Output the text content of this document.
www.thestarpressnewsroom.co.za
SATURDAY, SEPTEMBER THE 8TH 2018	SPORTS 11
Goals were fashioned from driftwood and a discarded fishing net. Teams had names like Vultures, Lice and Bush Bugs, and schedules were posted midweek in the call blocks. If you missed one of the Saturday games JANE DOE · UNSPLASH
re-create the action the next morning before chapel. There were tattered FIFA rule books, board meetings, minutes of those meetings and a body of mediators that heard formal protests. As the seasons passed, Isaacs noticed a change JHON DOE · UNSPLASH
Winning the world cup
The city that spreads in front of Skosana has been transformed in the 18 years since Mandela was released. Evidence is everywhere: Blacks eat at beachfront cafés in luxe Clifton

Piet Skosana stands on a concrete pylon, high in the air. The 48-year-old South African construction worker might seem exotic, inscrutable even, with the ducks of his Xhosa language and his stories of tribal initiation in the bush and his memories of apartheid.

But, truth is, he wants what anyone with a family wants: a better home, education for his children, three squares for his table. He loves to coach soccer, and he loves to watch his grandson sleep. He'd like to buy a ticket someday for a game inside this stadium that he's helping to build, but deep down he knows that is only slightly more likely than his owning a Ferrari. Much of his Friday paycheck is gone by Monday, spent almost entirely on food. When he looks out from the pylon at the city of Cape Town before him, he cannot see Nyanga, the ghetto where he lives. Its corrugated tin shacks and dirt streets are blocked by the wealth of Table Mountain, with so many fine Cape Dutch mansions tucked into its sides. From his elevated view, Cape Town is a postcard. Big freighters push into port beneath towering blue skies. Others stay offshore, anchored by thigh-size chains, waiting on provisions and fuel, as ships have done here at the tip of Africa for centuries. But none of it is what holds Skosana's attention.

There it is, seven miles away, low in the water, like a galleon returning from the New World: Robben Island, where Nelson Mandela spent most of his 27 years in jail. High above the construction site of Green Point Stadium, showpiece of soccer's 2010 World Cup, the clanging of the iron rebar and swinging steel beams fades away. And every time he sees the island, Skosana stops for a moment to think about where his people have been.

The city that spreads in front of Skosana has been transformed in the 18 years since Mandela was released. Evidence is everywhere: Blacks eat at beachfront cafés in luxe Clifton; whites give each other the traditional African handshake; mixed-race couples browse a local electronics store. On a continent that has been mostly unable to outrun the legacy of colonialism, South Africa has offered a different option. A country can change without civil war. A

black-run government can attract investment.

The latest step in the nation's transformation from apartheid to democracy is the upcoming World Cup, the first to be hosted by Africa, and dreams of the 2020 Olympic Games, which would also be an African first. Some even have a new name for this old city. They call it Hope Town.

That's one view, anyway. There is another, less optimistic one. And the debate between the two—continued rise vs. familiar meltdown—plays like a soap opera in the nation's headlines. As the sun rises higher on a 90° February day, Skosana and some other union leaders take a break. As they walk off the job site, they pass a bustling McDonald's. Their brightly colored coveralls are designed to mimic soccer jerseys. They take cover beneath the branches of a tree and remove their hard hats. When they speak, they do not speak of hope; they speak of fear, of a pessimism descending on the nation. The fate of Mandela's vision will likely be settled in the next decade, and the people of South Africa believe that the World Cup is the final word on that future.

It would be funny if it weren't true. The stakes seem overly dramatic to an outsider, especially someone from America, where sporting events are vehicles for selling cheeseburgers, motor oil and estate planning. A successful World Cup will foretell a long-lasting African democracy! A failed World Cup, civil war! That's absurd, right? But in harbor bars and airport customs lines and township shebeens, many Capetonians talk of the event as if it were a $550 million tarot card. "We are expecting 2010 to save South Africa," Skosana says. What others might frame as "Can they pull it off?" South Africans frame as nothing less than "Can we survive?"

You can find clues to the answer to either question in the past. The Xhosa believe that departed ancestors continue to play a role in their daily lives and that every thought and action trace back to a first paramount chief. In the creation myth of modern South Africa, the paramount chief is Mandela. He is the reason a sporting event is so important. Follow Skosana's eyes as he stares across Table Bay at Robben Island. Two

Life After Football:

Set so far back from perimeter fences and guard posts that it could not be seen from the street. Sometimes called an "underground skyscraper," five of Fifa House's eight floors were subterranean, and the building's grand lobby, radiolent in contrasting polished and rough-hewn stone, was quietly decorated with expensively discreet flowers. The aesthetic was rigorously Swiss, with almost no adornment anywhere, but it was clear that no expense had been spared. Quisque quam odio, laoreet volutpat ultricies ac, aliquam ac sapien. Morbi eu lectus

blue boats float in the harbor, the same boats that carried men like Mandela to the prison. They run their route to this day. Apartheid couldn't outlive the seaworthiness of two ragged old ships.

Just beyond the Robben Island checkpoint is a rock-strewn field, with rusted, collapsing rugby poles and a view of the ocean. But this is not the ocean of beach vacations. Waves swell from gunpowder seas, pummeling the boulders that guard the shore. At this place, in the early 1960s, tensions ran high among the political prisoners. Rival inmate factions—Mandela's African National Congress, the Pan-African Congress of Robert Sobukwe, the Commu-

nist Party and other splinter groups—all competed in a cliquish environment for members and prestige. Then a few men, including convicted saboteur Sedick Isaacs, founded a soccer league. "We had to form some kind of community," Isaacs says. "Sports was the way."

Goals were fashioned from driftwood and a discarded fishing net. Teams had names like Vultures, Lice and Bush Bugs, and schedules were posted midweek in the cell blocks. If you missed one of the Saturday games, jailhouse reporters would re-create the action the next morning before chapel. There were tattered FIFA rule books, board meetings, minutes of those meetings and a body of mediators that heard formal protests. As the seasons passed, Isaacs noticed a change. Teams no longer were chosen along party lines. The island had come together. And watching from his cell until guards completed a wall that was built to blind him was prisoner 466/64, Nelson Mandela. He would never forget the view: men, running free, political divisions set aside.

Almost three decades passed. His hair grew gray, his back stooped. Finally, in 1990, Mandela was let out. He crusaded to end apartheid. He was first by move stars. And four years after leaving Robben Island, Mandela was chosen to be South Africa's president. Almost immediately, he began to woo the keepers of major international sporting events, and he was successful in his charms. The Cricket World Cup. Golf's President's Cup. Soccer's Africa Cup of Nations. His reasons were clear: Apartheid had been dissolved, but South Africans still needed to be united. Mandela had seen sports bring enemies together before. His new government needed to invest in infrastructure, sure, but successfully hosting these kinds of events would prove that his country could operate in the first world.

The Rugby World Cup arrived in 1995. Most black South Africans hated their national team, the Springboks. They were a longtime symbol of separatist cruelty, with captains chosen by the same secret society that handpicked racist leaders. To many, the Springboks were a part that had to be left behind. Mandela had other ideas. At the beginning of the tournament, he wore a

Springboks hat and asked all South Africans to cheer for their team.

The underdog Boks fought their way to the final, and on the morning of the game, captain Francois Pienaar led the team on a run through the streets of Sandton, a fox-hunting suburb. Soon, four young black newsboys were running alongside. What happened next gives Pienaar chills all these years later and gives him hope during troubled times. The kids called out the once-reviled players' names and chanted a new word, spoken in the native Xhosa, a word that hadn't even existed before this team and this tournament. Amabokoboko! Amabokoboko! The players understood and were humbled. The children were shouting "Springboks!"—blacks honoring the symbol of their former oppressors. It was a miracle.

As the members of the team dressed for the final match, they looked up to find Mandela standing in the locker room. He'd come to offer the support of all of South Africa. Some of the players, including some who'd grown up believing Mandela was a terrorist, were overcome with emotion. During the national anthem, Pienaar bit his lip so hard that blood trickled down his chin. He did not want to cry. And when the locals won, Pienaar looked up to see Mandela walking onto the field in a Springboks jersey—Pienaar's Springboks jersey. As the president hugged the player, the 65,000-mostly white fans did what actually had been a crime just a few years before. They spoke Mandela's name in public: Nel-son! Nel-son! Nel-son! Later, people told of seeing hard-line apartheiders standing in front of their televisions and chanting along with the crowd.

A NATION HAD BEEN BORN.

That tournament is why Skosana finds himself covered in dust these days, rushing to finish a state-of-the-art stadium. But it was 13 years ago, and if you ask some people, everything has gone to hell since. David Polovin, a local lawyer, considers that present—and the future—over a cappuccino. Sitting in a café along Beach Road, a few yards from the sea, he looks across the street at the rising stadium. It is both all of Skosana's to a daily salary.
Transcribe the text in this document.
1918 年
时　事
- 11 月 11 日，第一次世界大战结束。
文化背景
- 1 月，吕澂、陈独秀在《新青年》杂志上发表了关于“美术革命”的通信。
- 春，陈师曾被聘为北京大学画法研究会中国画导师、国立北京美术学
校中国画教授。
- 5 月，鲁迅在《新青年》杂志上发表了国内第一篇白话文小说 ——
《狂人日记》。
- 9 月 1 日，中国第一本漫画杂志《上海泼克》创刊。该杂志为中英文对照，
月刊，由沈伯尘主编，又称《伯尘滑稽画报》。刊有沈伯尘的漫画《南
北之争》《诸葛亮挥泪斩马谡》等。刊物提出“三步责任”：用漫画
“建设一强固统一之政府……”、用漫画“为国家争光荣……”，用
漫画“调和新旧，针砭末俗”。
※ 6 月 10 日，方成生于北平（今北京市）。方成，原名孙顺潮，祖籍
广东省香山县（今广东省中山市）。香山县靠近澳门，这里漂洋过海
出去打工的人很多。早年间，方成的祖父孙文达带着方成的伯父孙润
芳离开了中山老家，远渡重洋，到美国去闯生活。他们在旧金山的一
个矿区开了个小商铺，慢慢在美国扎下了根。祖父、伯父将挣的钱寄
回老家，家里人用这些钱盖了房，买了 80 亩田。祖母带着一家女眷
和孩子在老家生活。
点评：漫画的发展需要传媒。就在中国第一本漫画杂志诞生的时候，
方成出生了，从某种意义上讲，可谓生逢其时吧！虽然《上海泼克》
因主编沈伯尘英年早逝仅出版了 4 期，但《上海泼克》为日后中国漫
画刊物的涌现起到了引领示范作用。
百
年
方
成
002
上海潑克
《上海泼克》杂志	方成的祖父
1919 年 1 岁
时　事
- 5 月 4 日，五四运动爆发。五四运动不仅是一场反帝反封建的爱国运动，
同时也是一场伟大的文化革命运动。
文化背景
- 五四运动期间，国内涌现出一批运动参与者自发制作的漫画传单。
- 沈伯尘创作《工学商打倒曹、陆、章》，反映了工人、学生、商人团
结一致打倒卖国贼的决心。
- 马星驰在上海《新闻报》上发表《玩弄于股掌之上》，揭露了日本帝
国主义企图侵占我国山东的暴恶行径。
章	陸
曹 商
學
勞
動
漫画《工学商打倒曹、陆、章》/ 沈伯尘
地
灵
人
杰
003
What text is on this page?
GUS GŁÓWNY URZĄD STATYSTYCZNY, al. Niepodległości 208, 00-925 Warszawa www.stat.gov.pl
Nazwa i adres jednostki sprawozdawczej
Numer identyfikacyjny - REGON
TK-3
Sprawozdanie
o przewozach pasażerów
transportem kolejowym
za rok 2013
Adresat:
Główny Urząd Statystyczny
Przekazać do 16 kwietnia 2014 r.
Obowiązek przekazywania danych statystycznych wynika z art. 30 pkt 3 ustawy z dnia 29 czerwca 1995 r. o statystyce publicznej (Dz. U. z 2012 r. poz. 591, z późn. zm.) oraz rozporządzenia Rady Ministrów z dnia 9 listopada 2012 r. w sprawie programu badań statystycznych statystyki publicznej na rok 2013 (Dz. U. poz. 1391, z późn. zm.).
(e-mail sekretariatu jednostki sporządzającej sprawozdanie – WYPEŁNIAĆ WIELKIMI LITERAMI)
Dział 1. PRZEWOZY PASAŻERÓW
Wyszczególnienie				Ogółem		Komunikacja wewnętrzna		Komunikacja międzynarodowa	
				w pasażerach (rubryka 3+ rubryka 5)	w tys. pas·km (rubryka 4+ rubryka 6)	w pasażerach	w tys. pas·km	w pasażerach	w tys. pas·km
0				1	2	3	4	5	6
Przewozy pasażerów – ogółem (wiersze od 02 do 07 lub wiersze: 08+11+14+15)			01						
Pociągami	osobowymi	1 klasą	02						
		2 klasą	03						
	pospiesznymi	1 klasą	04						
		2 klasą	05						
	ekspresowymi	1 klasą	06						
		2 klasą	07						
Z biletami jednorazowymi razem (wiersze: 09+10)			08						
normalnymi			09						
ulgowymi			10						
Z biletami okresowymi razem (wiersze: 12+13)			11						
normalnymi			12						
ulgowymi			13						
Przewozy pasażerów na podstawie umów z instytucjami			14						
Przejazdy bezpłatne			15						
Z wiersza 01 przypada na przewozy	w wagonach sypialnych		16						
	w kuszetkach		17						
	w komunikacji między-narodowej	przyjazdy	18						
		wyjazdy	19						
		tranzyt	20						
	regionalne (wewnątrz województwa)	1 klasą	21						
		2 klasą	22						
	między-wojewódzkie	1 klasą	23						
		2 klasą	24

++++++++++

What to produce: In the entries above, count each line that holds "less". Give the total and nothing else.

Finished exercise: 2